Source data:
= = = = = = =

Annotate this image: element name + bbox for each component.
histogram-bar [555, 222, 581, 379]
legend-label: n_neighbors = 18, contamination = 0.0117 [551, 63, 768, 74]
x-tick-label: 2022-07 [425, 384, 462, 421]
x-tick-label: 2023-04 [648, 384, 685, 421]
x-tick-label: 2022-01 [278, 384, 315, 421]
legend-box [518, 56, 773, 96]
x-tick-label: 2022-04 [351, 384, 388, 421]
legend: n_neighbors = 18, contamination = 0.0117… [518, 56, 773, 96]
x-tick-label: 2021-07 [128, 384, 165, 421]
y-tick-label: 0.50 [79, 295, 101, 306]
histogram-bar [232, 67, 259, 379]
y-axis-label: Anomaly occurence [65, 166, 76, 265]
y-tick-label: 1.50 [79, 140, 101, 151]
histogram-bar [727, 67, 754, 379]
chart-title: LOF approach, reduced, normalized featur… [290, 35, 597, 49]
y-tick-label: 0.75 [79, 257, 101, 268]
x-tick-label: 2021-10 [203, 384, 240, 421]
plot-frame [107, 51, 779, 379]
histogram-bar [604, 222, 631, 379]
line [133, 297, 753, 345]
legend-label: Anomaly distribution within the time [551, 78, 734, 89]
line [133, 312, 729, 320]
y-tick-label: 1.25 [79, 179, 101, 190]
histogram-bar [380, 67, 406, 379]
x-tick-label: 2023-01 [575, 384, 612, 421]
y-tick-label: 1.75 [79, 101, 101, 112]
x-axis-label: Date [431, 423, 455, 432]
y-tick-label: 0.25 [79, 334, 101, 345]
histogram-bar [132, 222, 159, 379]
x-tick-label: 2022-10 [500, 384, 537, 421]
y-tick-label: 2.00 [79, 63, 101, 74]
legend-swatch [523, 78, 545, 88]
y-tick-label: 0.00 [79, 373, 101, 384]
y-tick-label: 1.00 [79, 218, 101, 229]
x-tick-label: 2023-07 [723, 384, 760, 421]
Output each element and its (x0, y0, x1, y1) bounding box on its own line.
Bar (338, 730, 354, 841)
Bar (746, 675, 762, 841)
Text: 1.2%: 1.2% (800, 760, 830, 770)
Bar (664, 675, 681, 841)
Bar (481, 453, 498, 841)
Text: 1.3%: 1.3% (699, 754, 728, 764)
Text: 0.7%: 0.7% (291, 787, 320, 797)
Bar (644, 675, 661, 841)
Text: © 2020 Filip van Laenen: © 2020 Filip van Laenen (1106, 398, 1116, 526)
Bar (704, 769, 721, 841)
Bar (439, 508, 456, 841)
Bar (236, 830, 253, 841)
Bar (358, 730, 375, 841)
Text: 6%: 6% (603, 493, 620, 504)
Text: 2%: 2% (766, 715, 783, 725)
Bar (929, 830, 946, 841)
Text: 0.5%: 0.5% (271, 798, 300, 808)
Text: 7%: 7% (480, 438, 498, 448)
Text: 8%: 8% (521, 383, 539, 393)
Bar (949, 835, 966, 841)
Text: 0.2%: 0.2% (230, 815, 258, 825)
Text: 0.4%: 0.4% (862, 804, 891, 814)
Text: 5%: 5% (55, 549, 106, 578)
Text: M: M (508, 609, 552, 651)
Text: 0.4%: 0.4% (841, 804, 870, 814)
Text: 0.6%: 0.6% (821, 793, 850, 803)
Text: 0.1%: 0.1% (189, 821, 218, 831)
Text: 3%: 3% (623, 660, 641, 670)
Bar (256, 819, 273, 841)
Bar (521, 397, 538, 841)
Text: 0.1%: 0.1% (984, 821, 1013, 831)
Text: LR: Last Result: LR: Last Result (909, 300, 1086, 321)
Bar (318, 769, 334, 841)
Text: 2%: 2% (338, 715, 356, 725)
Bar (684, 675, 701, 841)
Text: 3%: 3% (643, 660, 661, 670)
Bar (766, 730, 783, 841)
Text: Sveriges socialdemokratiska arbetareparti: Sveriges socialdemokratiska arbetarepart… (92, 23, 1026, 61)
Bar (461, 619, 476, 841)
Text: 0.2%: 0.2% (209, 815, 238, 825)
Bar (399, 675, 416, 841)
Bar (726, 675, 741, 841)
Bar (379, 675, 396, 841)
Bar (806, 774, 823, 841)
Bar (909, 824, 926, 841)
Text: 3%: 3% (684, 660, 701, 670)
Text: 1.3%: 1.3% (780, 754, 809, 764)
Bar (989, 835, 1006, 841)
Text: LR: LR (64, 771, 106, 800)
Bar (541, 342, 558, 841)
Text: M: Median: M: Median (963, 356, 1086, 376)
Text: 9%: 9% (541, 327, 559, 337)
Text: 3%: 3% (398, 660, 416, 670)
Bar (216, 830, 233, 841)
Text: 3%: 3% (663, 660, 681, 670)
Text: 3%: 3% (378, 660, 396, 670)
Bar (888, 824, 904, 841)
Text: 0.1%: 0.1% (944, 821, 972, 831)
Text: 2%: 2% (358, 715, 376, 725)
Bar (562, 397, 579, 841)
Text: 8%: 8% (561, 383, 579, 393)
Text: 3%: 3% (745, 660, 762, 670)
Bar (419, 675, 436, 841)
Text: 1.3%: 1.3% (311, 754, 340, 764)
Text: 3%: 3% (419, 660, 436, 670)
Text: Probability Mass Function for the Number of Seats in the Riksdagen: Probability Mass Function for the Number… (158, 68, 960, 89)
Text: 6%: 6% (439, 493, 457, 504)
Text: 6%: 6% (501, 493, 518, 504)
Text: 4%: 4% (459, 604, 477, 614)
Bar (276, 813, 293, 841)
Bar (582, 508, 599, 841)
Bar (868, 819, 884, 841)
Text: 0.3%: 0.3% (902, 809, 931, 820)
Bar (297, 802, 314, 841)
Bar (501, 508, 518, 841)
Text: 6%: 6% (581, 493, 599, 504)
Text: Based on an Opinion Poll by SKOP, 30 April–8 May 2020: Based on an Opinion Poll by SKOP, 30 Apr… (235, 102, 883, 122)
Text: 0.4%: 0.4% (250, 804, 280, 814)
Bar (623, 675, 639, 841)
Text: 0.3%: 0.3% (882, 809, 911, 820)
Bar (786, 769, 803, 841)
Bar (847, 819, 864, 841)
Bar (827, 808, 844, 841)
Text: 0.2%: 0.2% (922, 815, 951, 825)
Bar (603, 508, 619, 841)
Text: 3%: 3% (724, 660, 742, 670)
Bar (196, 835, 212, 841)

= = = = = = =

[THE EXERCISE] Return every line of the listing above with no changes.

[RESPONSE FOR THIS EXERCISE]
Annotate this image: element name + bbox for each component.
histogram-bar [555, 222, 581, 379]
legend-label: n_neighbors = 18, contamination = 0.0117 [551, 63, 768, 74]
x-tick-label: 2022-07 [425, 384, 462, 421]
x-tick-label: 2023-04 [648, 384, 685, 421]
x-tick-label: 2022-01 [278, 384, 315, 421]
legend-box [518, 56, 773, 96]
x-tick-label: 2022-04 [351, 384, 388, 421]
legend: n_neighbors = 18, contamination = 0.0117… [518, 56, 773, 96]
x-tick-label: 2021-07 [128, 384, 165, 421]
y-tick-label: 0.50 [79, 295, 101, 306]
histogram-bar [232, 67, 259, 379]
y-axis-label: Anomaly occurence [65, 166, 76, 265]
y-tick-label: 1.50 [79, 140, 101, 151]
histogram-bar [727, 67, 754, 379]
chart-title: LOF approach, reduced, normalized featur… [290, 35, 597, 49]
y-tick-label: 0.75 [79, 257, 101, 268]
x-tick-label: 2021-10 [203, 384, 240, 421]
plot-frame [107, 51, 779, 379]
histogram-bar [604, 222, 631, 379]
line [133, 297, 753, 345]
legend-label: Anomaly distribution within the time [551, 78, 734, 89]
line [133, 312, 729, 320]
y-tick-label: 1.25 [79, 179, 101, 190]
histogram-bar [380, 67, 406, 379]
x-tick-label: 2023-01 [575, 384, 612, 421]
y-tick-label: 1.75 [79, 101, 101, 112]
x-axis-label: Date [431, 423, 455, 432]
y-tick-label: 0.25 [79, 334, 101, 345]
histogram-bar [132, 222, 159, 379]
x-tick-label: 2022-10 [500, 384, 537, 421]
y-tick-label: 2.00 [79, 63, 101, 74]
legend-swatch [523, 78, 545, 88]
y-tick-label: 0.00 [79, 373, 101, 384]
y-tick-label: 1.00 [79, 218, 101, 229]
x-tick-label: 2023-07 [723, 384, 760, 421]
Output each element and its (x0, y0, x1, y1) bounding box on its own line.
Bar (338, 730, 354, 841)
Bar (746, 675, 762, 841)
Text: 1.2%: 1.2% (800, 760, 830, 770)
Bar (664, 675, 681, 841)
Bar (481, 453, 498, 841)
Text: 1.3%: 1.3% (699, 754, 728, 764)
Text: 0.7%: 0.7% (291, 787, 320, 797)
Bar (644, 675, 661, 841)
Text: © 2020 Filip van Laenen: © 2020 Filip van Laenen (1106, 398, 1116, 526)
Bar (704, 769, 721, 841)
Bar (439, 508, 456, 841)
Bar (236, 830, 253, 841)
Bar (358, 730, 375, 841)
Text: 6%: 6% (603, 493, 620, 504)
Text: 2%: 2% (766, 715, 783, 725)
Bar (929, 830, 946, 841)
Text: 0.5%: 0.5% (271, 798, 300, 808)
Text: 7%: 7% (480, 438, 498, 448)
Text: 8%: 8% (521, 383, 539, 393)
Bar (949, 835, 966, 841)
Text: 0.2%: 0.2% (230, 815, 258, 825)
Text: 0.4%: 0.4% (862, 804, 891, 814)
Text: 5%: 5% (55, 549, 106, 578)
Text: M: M (508, 609, 552, 651)
Text: 0.4%: 0.4% (841, 804, 870, 814)
Text: 0.6%: 0.6% (821, 793, 850, 803)
Text: 0.1%: 0.1% (189, 821, 218, 831)
Text: 3%: 3% (623, 660, 641, 670)
Bar (256, 819, 273, 841)
Bar (521, 397, 538, 841)
Text: 0.1%: 0.1% (984, 821, 1013, 831)
Text: LR: Last Result: LR: Last Result (909, 300, 1086, 321)
Bar (318, 769, 334, 841)
Text: 2%: 2% (338, 715, 356, 725)
Bar (684, 675, 701, 841)
Text: 3%: 3% (643, 660, 661, 670)
Bar (766, 730, 783, 841)
Text: Sveriges socialdemokratiska arbetareparti: Sveriges socialdemokratiska arbetarepart… (92, 23, 1026, 61)
Bar (461, 619, 476, 841)
Text: 0.2%: 0.2% (209, 815, 238, 825)
Bar (399, 675, 416, 841)
Bar (726, 675, 741, 841)
Bar (379, 675, 396, 841)
Bar (806, 774, 823, 841)
Bar (909, 824, 926, 841)
Text: 3%: 3% (684, 660, 701, 670)
Text: 1.3%: 1.3% (780, 754, 809, 764)
Bar (989, 835, 1006, 841)
Text: LR: LR (64, 771, 106, 800)
Bar (541, 342, 558, 841)
Text: M: Median: M: Median (963, 356, 1086, 376)
Text: 9%: 9% (541, 327, 559, 337)
Text: 3%: 3% (398, 660, 416, 670)
Bar (216, 830, 233, 841)
Text: 3%: 3% (663, 660, 681, 670)
Text: 3%: 3% (378, 660, 396, 670)
Bar (888, 824, 904, 841)
Text: 0.1%: 0.1% (944, 821, 972, 831)
Text: 2%: 2% (358, 715, 376, 725)
Bar (562, 397, 579, 841)
Text: 8%: 8% (561, 383, 579, 393)
Text: 3%: 3% (745, 660, 762, 670)
Bar (419, 675, 436, 841)
Text: 1.3%: 1.3% (311, 754, 340, 764)
Text: 3%: 3% (419, 660, 436, 670)
Text: Probability Mass Function for the Number of Seats in the Riksdagen: Probability Mass Function for the Number… (158, 68, 960, 89)
Text: 6%: 6% (439, 493, 457, 504)
Text: 6%: 6% (501, 493, 518, 504)
Text: 4%: 4% (459, 604, 477, 614)
Bar (276, 813, 293, 841)
Bar (582, 508, 599, 841)
Bar (868, 819, 884, 841)
Text: 0.3%: 0.3% (902, 809, 931, 820)
Bar (297, 802, 314, 841)
Bar (501, 508, 518, 841)
Text: 6%: 6% (581, 493, 599, 504)
Text: Based on an Opinion Poll by SKOP, 30 April–8 May 2020: Based on an Opinion Poll by SKOP, 30 Apr… (235, 102, 883, 122)
Text: 0.4%: 0.4% (250, 804, 280, 814)
Bar (623, 675, 639, 841)
Text: 0.3%: 0.3% (882, 809, 911, 820)
Bar (786, 769, 803, 841)
Bar (847, 819, 864, 841)
Bar (827, 808, 844, 841)
Text: 0.2%: 0.2% (922, 815, 951, 825)
Bar (603, 508, 619, 841)
Text: 3%: 3% (724, 660, 742, 670)
Bar (196, 835, 212, 841)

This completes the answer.